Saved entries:
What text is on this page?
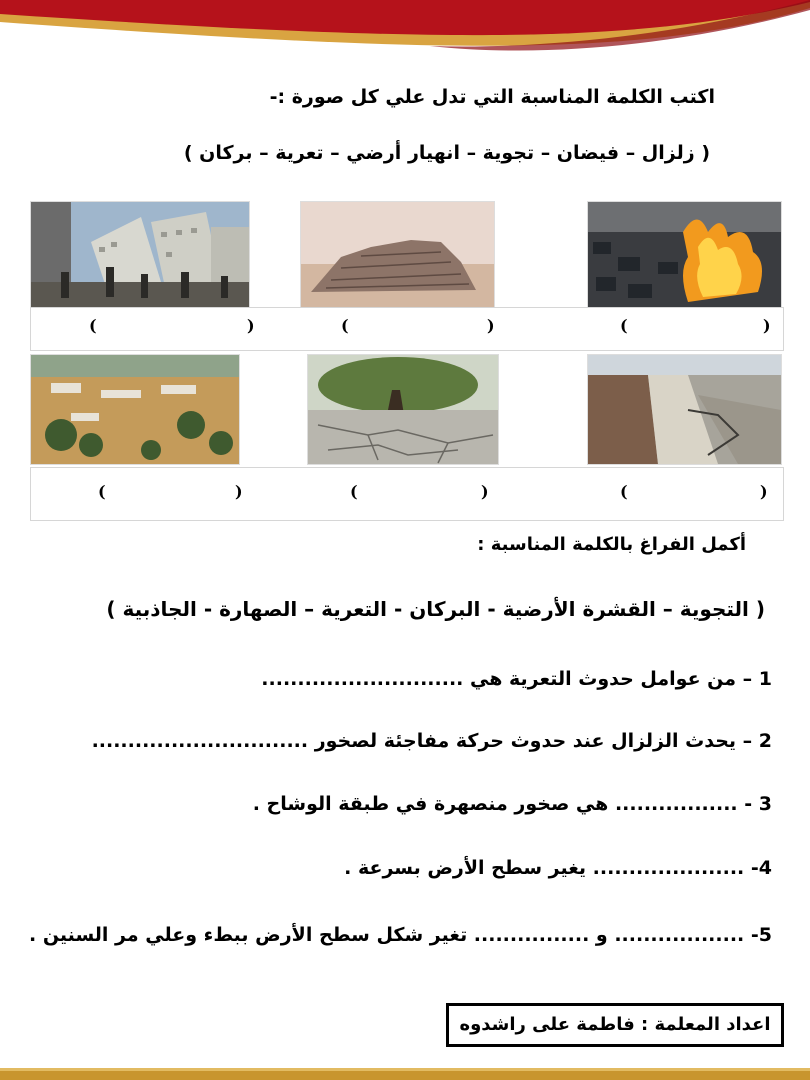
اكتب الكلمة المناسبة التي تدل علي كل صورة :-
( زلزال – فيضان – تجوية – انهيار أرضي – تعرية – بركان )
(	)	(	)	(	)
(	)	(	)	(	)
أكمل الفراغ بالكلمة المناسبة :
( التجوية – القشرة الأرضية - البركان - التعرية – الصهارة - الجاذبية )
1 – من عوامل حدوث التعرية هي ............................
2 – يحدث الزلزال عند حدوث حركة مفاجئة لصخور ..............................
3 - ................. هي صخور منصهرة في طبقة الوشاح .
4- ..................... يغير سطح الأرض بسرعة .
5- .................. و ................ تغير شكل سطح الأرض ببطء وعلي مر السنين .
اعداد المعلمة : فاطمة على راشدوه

...

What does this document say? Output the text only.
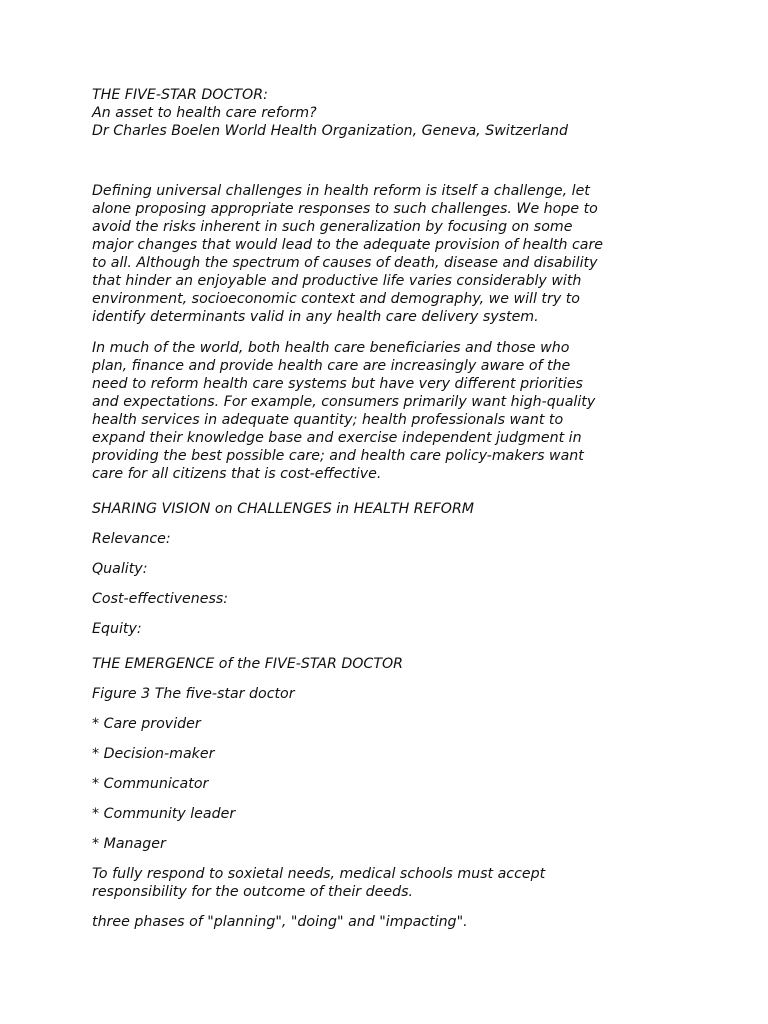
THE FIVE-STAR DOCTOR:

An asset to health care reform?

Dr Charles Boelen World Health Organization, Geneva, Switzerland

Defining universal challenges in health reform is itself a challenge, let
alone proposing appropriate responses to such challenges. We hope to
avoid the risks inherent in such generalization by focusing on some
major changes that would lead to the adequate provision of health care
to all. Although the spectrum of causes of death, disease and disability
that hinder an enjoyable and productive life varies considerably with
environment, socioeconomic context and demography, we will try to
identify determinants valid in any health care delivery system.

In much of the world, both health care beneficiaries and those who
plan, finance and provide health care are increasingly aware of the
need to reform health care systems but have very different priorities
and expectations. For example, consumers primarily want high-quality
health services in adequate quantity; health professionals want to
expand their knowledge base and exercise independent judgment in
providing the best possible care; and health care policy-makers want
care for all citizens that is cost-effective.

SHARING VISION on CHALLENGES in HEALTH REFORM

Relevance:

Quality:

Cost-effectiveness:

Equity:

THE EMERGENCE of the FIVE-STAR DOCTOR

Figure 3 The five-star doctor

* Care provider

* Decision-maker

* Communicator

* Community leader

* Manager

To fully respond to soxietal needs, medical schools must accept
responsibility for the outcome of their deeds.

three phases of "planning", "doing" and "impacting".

» Goal of the exercise
Search the preceding listing for the word "المناسبة" and pull out every line that holds it.

» Reply to the exercise
اكتب الكلمة المناسبة التي تدل علي كل صورة :-
أكمل الفراغ بالكلمة المناسبة :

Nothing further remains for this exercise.